What you should do: Filter the listing and keep only the lines with the word "nhất".

(Extracted records)
>>

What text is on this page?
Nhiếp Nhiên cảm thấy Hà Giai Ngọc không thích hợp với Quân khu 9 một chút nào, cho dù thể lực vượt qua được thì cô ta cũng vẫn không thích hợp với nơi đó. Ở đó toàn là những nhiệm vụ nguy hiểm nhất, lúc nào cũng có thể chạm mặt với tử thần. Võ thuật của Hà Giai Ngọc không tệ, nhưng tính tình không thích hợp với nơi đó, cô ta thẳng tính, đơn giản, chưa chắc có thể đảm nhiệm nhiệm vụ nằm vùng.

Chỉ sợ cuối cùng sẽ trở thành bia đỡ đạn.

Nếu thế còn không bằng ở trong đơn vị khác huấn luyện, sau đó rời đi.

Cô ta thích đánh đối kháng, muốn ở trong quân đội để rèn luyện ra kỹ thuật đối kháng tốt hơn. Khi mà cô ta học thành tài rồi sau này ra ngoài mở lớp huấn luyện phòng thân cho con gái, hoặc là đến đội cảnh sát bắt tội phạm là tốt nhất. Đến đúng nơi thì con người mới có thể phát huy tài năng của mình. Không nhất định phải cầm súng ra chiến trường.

<<

Final result:
Nhiếp Nhiên cảm thấy Hà Giai Ngọc không thích hợp với Quân khu 9 một chút nào, cho dù thể lực vượt qua được thì cô ta cũng vẫn không thích hợp với nơi đó. Ở đó toàn là những nhiệm vụ nguy hiểm nhất, lúc nào cũng có thể chạm mặt với tử thần. Võ thuật của Hà Giai Ngọc không tệ, nhưng tính tình không thích hợp với nơi đó, cô ta thẳng tính, đơn giản, chưa chắc có thể đảm nhiệm nhiệm vụ nằm vùng.
Cô ta thích đánh đối kháng, muốn ở trong quân đội để rèn luyện ra kỹ thuật đối kháng tốt hơn. Khi mà cô ta học thành tài rồi sau này ra ngoài mở lớp huấn luyện phòng thân cho con gái, hoặc là đến đội cảnh sát bắt tội phạm là tốt nhất. Đến đúng nơi thì con người mới có thể phát huy tài năng của mình. Không nhất định phải cầm súng ra chiến trường.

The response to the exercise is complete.